* Start Listed records *
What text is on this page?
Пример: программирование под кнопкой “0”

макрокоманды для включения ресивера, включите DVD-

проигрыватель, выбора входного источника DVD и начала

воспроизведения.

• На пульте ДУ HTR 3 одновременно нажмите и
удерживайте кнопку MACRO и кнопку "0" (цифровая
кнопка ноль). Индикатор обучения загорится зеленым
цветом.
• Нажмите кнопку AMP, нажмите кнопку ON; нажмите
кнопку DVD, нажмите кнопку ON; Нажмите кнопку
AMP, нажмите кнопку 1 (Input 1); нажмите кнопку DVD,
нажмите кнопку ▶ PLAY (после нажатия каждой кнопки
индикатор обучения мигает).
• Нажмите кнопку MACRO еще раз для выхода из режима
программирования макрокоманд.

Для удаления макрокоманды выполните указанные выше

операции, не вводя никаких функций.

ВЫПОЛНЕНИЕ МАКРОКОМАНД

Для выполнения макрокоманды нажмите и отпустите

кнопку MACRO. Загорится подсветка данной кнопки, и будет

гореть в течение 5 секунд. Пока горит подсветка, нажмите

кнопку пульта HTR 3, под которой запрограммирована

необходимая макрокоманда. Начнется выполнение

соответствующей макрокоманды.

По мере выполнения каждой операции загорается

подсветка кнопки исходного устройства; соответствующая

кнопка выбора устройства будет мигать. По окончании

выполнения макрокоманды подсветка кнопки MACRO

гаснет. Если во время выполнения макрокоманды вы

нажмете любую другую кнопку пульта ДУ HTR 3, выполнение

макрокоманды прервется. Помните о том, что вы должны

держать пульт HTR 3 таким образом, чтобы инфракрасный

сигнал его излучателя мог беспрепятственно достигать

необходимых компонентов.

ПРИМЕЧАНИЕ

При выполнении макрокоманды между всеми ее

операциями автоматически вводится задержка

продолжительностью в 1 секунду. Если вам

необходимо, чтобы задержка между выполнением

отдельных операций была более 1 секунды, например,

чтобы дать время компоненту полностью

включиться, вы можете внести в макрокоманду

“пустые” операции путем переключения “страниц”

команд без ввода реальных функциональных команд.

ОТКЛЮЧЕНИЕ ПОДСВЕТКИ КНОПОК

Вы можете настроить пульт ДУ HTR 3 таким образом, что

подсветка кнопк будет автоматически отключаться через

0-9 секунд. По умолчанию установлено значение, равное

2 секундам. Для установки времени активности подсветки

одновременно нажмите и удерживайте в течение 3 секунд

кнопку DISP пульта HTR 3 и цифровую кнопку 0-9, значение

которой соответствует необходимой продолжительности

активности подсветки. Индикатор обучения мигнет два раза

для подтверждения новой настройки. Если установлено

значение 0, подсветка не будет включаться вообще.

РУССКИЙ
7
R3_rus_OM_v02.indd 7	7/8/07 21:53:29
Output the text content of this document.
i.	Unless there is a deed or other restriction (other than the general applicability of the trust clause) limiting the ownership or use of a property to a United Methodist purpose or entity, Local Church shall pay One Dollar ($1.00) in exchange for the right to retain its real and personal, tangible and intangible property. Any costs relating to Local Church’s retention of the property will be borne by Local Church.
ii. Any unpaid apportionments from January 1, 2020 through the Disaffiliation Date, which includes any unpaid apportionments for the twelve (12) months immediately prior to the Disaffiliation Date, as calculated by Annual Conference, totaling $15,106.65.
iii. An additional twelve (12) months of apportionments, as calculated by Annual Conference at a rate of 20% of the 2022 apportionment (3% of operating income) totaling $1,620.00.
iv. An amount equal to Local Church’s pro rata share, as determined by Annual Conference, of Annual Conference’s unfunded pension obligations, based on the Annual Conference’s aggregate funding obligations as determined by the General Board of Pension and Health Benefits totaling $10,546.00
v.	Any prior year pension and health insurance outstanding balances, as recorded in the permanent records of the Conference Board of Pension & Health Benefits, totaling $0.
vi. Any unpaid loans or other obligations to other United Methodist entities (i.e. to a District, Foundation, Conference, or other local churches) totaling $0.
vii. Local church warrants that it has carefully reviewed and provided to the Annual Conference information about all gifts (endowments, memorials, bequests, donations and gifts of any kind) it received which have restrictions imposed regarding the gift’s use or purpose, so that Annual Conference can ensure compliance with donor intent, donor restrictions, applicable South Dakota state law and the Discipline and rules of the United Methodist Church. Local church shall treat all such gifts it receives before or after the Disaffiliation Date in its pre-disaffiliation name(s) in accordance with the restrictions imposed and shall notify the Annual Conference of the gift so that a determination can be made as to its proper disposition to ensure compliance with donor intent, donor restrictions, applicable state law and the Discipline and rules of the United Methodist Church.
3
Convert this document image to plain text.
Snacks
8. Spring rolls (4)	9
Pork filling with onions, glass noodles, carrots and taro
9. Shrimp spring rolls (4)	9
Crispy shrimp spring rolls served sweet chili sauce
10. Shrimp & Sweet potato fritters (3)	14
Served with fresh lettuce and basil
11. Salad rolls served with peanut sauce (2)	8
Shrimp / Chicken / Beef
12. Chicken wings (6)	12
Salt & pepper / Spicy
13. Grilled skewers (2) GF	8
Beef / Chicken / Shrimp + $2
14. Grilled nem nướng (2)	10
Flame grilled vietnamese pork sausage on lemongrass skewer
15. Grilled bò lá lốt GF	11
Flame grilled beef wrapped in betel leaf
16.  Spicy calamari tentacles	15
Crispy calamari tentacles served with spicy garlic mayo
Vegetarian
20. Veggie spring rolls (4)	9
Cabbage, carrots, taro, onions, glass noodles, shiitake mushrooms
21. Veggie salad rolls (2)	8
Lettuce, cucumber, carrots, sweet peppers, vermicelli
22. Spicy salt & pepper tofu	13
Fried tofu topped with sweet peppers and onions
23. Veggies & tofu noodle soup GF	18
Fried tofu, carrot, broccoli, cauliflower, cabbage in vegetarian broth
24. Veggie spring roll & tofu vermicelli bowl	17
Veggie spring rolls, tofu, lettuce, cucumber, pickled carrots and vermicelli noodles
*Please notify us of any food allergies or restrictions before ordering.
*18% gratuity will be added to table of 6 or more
* End Listed records *
Exercise objective: Repeat every line of the data, exactly and in full.

Problem solution:
What text is on this page?
Пример: программирование под кнопкой “0”

макрокоманды для включения ресивера, включите DVD-

проигрыватель, выбора входного источника DVD и начала

воспроизведения.

• На пульте ДУ HTR 3 одновременно нажмите и
удерживайте кнопку MACRO и кнопку "0" (цифровая
кнопка ноль). Индикатор обучения загорится зеленым
цветом.
• Нажмите кнопку AMP, нажмите кнопку ON; нажмите
кнопку DVD, нажмите кнопку ON; Нажмите кнопку
AMP, нажмите кнопку 1 (Input 1); нажмите кнопку DVD,
нажмите кнопку ▶ PLAY (после нажатия каждой кнопки
индикатор обучения мигает).
• Нажмите кнопку MACRO еще раз для выхода из режима
программирования макрокоманд.

Для удаления макрокоманды выполните указанные выше

операции, не вводя никаких функций.

ВЫПОЛНЕНИЕ МАКРОКОМАНД

Для выполнения макрокоманды нажмите и отпустите

кнопку MACRO. Загорится подсветка данной кнопки, и будет

гореть в течение 5 секунд. Пока горит подсветка, нажмите

кнопку пульта HTR 3, под которой запрограммирована

необходимая макрокоманда. Начнется выполнение

соответствующей макрокоманды.

По мере выполнения каждой операции загорается

подсветка кнопки исходного устройства; соответствующая

кнопка выбора устройства будет мигать. По окончании

выполнения макрокоманды подсветка кнопки MACRO

гаснет. Если во время выполнения макрокоманды вы

нажмете любую другую кнопку пульта ДУ HTR 3, выполнение

макрокоманды прервется. Помните о том, что вы должны

держать пульт HTR 3 таким образом, чтобы инфракрасный

сигнал его излучателя мог беспрепятственно достигать

необходимых компонентов.

ПРИМЕЧАНИЕ

При выполнении макрокоманды между всеми ее

операциями автоматически вводится задержка

продолжительностью в 1 секунду. Если вам

необходимо, чтобы задержка между выполнением

отдельных операций была более 1 секунды, например,

чтобы дать время компоненту полностью

включиться, вы можете внести в макрокоманду

“пустые” операции путем переключения “страниц”

команд без ввода реальных функциональных команд.

ОТКЛЮЧЕНИЕ ПОДСВЕТКИ КНОПОК

Вы можете настроить пульт ДУ HTR 3 таким образом, что

подсветка кнопк будет автоматически отключаться через

0-9 секунд. По умолчанию установлено значение, равное

2 секундам. Для установки времени активности подсветки

одновременно нажмите и удерживайте в течение 3 секунд

кнопку DISP пульта HTR 3 и цифровую кнопку 0-9, значение

которой соответствует необходимой продолжительности

активности подсветки. Индикатор обучения мигнет два раза

для подтверждения новой настройки. Если установлено

значение 0, подсветка не будет включаться вообще.

РУССКИЙ
7
R3_rus_OM_v02.indd 7	7/8/07 21:53:29
Output the text content of this document.
i.	Unless there is a deed or other restriction (other than the general applicability of the trust clause) limiting the ownership or use of a property to a United Methodist purpose or entity, Local Church shall pay One Dollar ($1.00) in exchange for the right to retain its real and personal, tangible and intangible property. Any costs relating to Local Church’s retention of the property will be borne by Local Church.
ii. Any unpaid apportionments from January 1, 2020 through the Disaffiliation Date, which includes any unpaid apportionments for the twelve (12) months immediately prior to the Disaffiliation Date, as calculated by Annual Conference, totaling $15,106.65.
iii. An additional twelve (12) months of apportionments, as calculated by Annual Conference at a rate of 20% of the 2022 apportionment (3% of operating income) totaling $1,620.00.
iv. An amount equal to Local Church’s pro rata share, as determined by Annual Conference, of Annual Conference’s unfunded pension obligations, based on the Annual Conference’s aggregate funding obligations as determined by the General Board of Pension and Health Benefits totaling $10,546.00
v.	Any prior year pension and health insurance outstanding balances, as recorded in the permanent records of the Conference Board of Pension & Health Benefits, totaling $0.
vi. Any unpaid loans or other obligations to other United Methodist entities (i.e. to a District, Foundation, Conference, or other local churches) totaling $0.
vii. Local church warrants that it has carefully reviewed and provided to the Annual Conference information about all gifts (endowments, memorials, bequests, donations and gifts of any kind) it received which have restrictions imposed regarding the gift’s use or purpose, so that Annual Conference can ensure compliance with donor intent, donor restrictions, applicable South Dakota state law and the Discipline and rules of the United Methodist Church. Local church shall treat all such gifts it receives before or after the Disaffiliation Date in its pre-disaffiliation name(s) in accordance with the restrictions imposed and shall notify the Annual Conference of the gift so that a determination can be made as to its proper disposition to ensure compliance with donor intent, donor restrictions, applicable state law and the Discipline and rules of the United Methodist Church.
3
Convert this document image to plain text.
Snacks
8. Spring rolls (4)	9
Pork filling with onions, glass noodles, carrots and taro
9. Shrimp spring rolls (4)	9
Crispy shrimp spring rolls served sweet chili sauce
10. Shrimp & Sweet potato fritters (3)	14
Served with fresh lettuce and basil
11. Salad rolls served with peanut sauce (2)	8
Shrimp / Chicken / Beef
12. Chicken wings (6)	12
Salt & pepper / Spicy
13. Grilled skewers (2) GF	8
Beef / Chicken / Shrimp + $2
14. Grilled nem nướng (2)	10
Flame grilled vietnamese pork sausage on lemongrass skewer
15. Grilled bò lá lốt GF	11
Flame grilled beef wrapped in betel leaf
16.  Spicy calamari tentacles	15
Crispy calamari tentacles served with spicy garlic mayo
Vegetarian
20. Veggie spring rolls (4)	9
Cabbage, carrots, taro, onions, glass noodles, shiitake mushrooms
21. Veggie salad rolls (2)	8
Lettuce, cucumber, carrots, sweet peppers, vermicelli
22. Spicy salt & pepper tofu	13
Fried tofu topped with sweet peppers and onions
23. Veggies & tofu noodle soup GF	18
Fried tofu, carrot, broccoli, cauliflower, cabbage in vegetarian broth
24. Veggie spring roll & tofu vermicelli bowl	17
Veggie spring rolls, tofu, lettuce, cucumber, pickled carrots and vermicelli noodles
*Please notify us of any food allergies or restrictions before ordering.
*18% gratuity will be added to table of 6 or more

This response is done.